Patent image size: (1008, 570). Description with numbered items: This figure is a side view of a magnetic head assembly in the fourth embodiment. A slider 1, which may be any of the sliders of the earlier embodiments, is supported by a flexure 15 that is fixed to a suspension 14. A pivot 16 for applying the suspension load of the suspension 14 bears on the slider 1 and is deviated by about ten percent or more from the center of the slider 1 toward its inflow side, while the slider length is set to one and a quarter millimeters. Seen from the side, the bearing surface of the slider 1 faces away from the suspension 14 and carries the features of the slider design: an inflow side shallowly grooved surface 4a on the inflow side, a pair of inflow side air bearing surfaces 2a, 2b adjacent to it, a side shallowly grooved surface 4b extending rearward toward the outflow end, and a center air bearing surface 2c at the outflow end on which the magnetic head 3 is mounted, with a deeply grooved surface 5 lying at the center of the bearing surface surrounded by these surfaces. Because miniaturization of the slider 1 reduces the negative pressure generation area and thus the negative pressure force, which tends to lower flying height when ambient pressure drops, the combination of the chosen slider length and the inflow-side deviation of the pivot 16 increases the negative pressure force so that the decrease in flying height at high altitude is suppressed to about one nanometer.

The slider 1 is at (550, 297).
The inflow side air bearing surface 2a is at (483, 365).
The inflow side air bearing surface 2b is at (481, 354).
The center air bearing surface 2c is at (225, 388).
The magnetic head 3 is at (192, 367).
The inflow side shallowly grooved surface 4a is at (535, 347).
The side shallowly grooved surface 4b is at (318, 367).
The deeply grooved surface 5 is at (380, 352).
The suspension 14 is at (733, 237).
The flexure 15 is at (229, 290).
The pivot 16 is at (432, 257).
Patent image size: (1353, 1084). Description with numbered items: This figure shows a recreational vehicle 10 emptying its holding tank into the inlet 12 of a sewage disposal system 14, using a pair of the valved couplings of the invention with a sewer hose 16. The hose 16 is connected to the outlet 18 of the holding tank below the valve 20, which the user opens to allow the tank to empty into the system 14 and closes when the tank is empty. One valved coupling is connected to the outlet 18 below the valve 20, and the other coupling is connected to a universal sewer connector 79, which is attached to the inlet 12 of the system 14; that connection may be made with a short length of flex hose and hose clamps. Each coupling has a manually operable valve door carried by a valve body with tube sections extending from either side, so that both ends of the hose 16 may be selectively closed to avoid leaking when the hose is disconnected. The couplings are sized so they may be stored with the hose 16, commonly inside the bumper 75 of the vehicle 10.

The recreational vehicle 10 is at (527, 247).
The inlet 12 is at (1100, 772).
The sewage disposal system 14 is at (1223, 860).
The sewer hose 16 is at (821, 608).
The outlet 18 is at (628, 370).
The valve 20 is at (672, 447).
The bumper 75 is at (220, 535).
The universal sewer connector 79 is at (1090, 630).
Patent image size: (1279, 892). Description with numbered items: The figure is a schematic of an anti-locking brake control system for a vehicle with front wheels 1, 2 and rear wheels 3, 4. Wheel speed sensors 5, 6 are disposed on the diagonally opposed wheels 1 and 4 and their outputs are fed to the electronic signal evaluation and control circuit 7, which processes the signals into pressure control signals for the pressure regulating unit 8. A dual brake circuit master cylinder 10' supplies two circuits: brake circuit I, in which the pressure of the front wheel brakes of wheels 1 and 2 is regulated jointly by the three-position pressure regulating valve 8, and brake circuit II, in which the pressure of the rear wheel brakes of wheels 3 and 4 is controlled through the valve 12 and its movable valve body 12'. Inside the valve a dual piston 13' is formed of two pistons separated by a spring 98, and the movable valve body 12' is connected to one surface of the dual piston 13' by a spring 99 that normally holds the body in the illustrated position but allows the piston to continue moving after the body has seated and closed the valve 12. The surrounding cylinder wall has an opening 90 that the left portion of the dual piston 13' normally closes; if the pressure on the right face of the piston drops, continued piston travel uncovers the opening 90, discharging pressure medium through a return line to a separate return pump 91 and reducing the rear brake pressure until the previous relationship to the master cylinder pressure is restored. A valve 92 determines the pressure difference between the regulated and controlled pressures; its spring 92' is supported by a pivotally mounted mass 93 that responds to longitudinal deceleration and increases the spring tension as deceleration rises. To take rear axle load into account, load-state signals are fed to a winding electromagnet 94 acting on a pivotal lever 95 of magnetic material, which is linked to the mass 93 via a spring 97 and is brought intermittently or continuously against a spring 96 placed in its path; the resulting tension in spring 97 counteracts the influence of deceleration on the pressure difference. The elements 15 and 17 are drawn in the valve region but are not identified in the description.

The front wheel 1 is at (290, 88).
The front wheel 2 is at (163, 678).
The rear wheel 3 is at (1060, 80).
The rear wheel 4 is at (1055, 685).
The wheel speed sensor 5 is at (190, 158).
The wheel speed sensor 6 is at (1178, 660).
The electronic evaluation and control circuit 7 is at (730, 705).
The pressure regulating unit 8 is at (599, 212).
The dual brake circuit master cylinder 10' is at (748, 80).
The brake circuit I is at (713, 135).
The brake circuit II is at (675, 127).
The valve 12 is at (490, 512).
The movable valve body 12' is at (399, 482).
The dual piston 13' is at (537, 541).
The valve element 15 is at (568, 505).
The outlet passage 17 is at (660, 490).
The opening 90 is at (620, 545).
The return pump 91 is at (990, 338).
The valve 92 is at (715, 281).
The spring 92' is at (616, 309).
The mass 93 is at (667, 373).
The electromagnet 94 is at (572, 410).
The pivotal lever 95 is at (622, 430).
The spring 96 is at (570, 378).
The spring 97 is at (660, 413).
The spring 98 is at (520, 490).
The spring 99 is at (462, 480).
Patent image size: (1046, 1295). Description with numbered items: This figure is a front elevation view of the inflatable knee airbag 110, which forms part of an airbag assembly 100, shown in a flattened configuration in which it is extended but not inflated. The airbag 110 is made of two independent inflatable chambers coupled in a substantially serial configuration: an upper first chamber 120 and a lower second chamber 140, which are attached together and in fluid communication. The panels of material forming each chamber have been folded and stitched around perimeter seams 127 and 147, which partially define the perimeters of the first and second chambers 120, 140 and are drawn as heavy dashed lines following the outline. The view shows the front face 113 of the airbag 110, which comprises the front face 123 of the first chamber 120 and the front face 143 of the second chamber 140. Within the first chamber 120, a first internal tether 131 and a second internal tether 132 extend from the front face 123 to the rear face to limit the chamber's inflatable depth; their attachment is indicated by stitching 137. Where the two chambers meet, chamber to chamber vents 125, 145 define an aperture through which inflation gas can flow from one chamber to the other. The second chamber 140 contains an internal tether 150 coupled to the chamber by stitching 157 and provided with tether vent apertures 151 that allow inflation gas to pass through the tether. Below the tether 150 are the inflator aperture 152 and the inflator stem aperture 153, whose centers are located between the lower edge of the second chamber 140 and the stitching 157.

= = =

Directions for this task = Copy every line above word for word, from the first to the last.

Result of this exercise =
Patent image size: (1008, 570). Description with numbered items: This figure is a side view of a magnetic head assembly in the fourth embodiment. A slider 1, which may be any of the sliders of the earlier embodiments, is supported by a flexure 15 that is fixed to a suspension 14. A pivot 16 for applying the suspension load of the suspension 14 bears on the slider 1 and is deviated by about ten percent or more from the center of the slider 1 toward its inflow side, while the slider length is set to one and a quarter millimeters. Seen from the side, the bearing surface of the slider 1 faces away from the suspension 14 and carries the features of the slider design: an inflow side shallowly grooved surface 4a on the inflow side, a pair of inflow side air bearing surfaces 2a, 2b adjacent to it, a side shallowly grooved surface 4b extending rearward toward the outflow end, and a center air bearing surface 2c at the outflow end on which the magnetic head 3 is mounted, with a deeply grooved surface 5 lying at the center of the bearing surface surrounded by these surfaces. Because miniaturization of the slider 1 reduces the negative pressure generation area and thus the negative pressure force, which tends to lower flying height when ambient pressure drops, the combination of the chosen slider length and the inflow-side deviation of the pivot 16 increases the negative pressure force so that the decrease in flying height at high altitude is suppressed to about one nanometer.

The slider 1 is at (550, 297).
The inflow side air bearing surface 2a is at (483, 365).
The inflow side air bearing surface 2b is at (481, 354).
The center air bearing surface 2c is at (225, 388).
The magnetic head 3 is at (192, 367).
The inflow side shallowly grooved surface 4a is at (535, 347).
The side shallowly grooved surface 4b is at (318, 367).
The deeply grooved surface 5 is at (380, 352).
The suspension 14 is at (733, 237).
The flexure 15 is at (229, 290).
The pivot 16 is at (432, 257).
Patent image size: (1353, 1084). Description with numbered items: This figure shows a recreational vehicle 10 emptying its holding tank into the inlet 12 of a sewage disposal system 14, using a pair of the valved couplings of the invention with a sewer hose 16. The hose 16 is connected to the outlet 18 of the holding tank below the valve 20, which the user opens to allow the tank to empty into the system 14 and closes when the tank is empty. One valved coupling is connected to the outlet 18 below the valve 20, and the other coupling is connected to a universal sewer connector 79, which is attached to the inlet 12 of the system 14; that connection may be made with a short length of flex hose and hose clamps. Each coupling has a manually operable valve door carried by a valve body with tube sections extending from either side, so that both ends of the hose 16 may be selectively closed to avoid leaking when the hose is disconnected. The couplings are sized so they may be stored with the hose 16, commonly inside the bumper 75 of the vehicle 10.

The recreational vehicle 10 is at (527, 247).
The inlet 12 is at (1100, 772).
The sewage disposal system 14 is at (1223, 860).
The sewer hose 16 is at (821, 608).
The outlet 18 is at (628, 370).
The valve 20 is at (672, 447).
The bumper 75 is at (220, 535).
The universal sewer connector 79 is at (1090, 630).
Patent image size: (1279, 892). Description with numbered items: The figure is a schematic of an anti-locking brake control system for a vehicle with front wheels 1, 2 and rear wheels 3, 4. Wheel speed sensors 5, 6 are disposed on the diagonally opposed wheels 1 and 4 and their outputs are fed to the electronic signal evaluation and control circuit 7, which processes the signals into pressure control signals for the pressure regulating unit 8. A dual brake circuit master cylinder 10' supplies two circuits: brake circuit I, in which the pressure of the front wheel brakes of wheels 1 and 2 is regulated jointly by the three-position pressure regulating valve 8, and brake circuit II, in which the pressure of the rear wheel brakes of wheels 3 and 4 is controlled through the valve 12 and its movable valve body 12'. Inside the valve a dual piston 13' is formed of two pistons separated by a spring 98, and the movable valve body 12' is connected to one surface of the dual piston 13' by a spring 99 that normally holds the body in the illustrated position but allows the piston to continue moving after the body has seated and closed the valve 12. The surrounding cylinder wall has an opening 90 that the left portion of the dual piston 13' normally closes; if the pressure on the right face of the piston drops, continued piston travel uncovers the opening 90, discharging pressure medium through a return line to a separate return pump 91 and reducing the rear brake pressure until the previous relationship to the master cylinder pressure is restored. A valve 92 determines the pressure difference between the regulated and controlled pressures; its spring 92' is supported by a pivotally mounted mass 93 that responds to longitudinal deceleration and increases the spring tension as deceleration rises. To take rear axle load into account, load-state signals are fed to a winding electromagnet 94 acting on a pivotal lever 95 of magnetic material, which is linked to the mass 93 via a spring 97 and is brought intermittently or continuously against a spring 96 placed in its path; the resulting tension in spring 97 counteracts the influence of deceleration on the pressure difference. The elements 15 and 17 are drawn in the valve region but are not identified in the description.

The front wheel 1 is at (290, 88).
The front wheel 2 is at (163, 678).
The rear wheel 3 is at (1060, 80).
The rear wheel 4 is at (1055, 685).
The wheel speed sensor 5 is at (190, 158).
The wheel speed sensor 6 is at (1178, 660).
The electronic evaluation and control circuit 7 is at (730, 705).
The pressure regulating unit 8 is at (599, 212).
The dual brake circuit master cylinder 10' is at (748, 80).
The brake circuit I is at (713, 135).
The brake circuit II is at (675, 127).
The valve 12 is at (490, 512).
The movable valve body 12' is at (399, 482).
The dual piston 13' is at (537, 541).
The valve element 15 is at (568, 505).
The outlet passage 17 is at (660, 490).
The opening 90 is at (620, 545).
The return pump 91 is at (990, 338).
The valve 92 is at (715, 281).
The spring 92' is at (616, 309).
The mass 93 is at (667, 373).
The electromagnet 94 is at (572, 410).
The pivotal lever 95 is at (622, 430).
The spring 96 is at (570, 378).
The spring 97 is at (660, 413).
The spring 98 is at (520, 490).
The spring 99 is at (462, 480).
Patent image size: (1046, 1295). Description with numbered items: This figure is a front elevation view of the inflatable knee airbag 110, which forms part of an airbag assembly 100, shown in a flattened configuration in which it is extended but not inflated. The airbag 110 is made of two independent inflatable chambers coupled in a substantially serial configuration: an upper first chamber 120 and a lower second chamber 140, which are attached together and in fluid communication. The panels of material forming each chamber have been folded and stitched around perimeter seams 127 and 147, which partially define the perimeters of the first and second chambers 120, 140 and are drawn as heavy dashed lines following the outline. The view shows the front face 113 of the airbag 110, which comprises the front face 123 of the first chamber 120 and the front face 143 of the second chamber 140. Within the first chamber 120, a first internal tether 131 and a second internal tether 132 extend from the front face 123 to the rear face to limit the chamber's inflatable depth; their attachment is indicated by stitching 137. Where the two chambers meet, chamber to chamber vents 125, 145 define an aperture through which inflation gas can flow from one chamber to the other. The second chamber 140 contains an internal tether 150 coupled to the chamber by stitching 157 and provided with tether vent apertures 151 that allow inflation gas to pass through the tether. Below the tether 150 are the inflator aperture 152 and the inflator stem aperture 153, whose centers are located between the lower edge of the second chamber 140 and the stitching 157.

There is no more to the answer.